### [DATA PROVIDED]
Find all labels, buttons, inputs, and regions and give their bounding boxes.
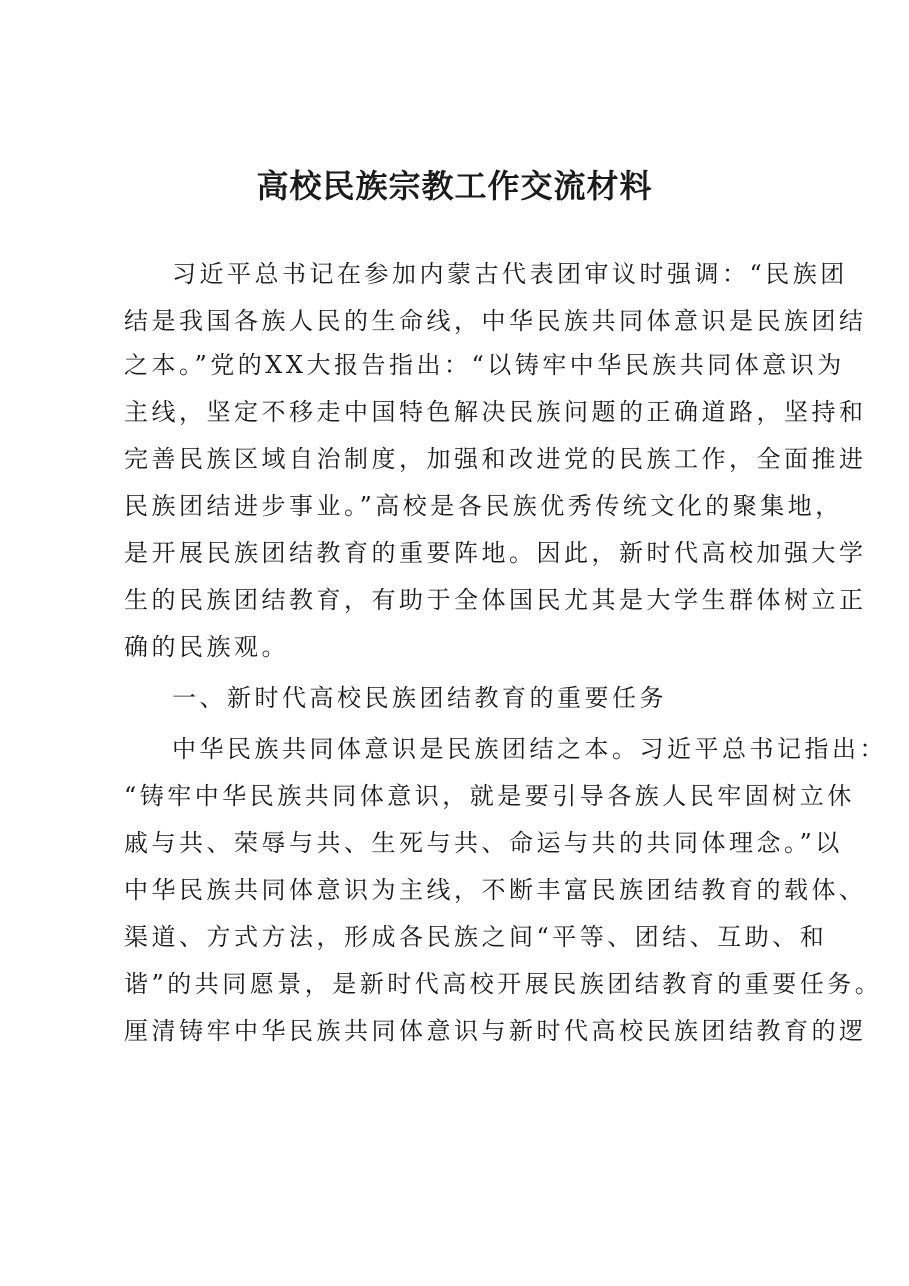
paragraph-line: 之本。”党的XX大报告指出：“以铸牢中华民族共同体意识为	[124, 351, 845, 379]
paragraph-line: 习近平总书记在参加内蒙古代表团审议时强调：“民族团	[172, 260, 848, 288]
paragraph-line: 中华民族共同体意识为主线，不断丰富民族团结教育的载体、	[124, 876, 867, 904]
paragraph-line: 渠道、方式方法，形成各民族之间“平等、团结、互助、和	[124, 923, 828, 951]
paragraph-line: 主线，坚定不移走中国特色解决民族问题的正确道路，坚持和	[124, 398, 867, 426]
paragraph-line: 厘清铸牢中华民族共同体意识与新时代高校民族团结教育的逻	[124, 1017, 867, 1045]
paragraph-line: 谐”的共同愿景，是新时代高校开展民族团结教育的重要任务。	[124, 970, 883, 998]
paragraph-line: 确的民族观。	[124, 633, 289, 661]
paragraph-line: 中华民族共同体意识是民族团结之本。习近平总书记指出：	[172, 735, 887, 763]
paragraph-line: 民族团结进步事业。”高校是各民族优秀传统文化的聚集地，	[124, 492, 843, 520]
document-title: 高校民族宗教工作交流材料	[256, 167, 653, 205]
paragraph-line: 戚与共、荣辱与共、生死与共、命运与共的共同体理念。”以	[124, 829, 843, 857]
section-heading: 一、新时代高校民族团结教育的重要任务	[172, 684, 667, 712]
paragraph-line: 是开展民族团结教育的重要阵地。因此，新时代高校加强大学	[124, 539, 867, 567]
paragraph-line: 生的民族团结教育，有助于全体国民尤其是大学生群体树立正	[124, 586, 867, 614]
paragraph-line: 完善民族区域自治制度，加强和改进党的民族工作，全面推进	[124, 445, 867, 473]
paragraph-line: “铸牢中华民族共同体意识，就是要引导各族人民牢固树立休	[124, 782, 855, 810]
paragraph-line: 结是我国各族人民的生命线，中华民族共同体意识是民族团结	[124, 307, 867, 335]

### [WORK TO COMPLETE]
Pull out each line of the material above that contains the word "labels".

### [EXERCISE RESULT]
Find all labels, buttons, inputs, and regions and give their bounding boxes.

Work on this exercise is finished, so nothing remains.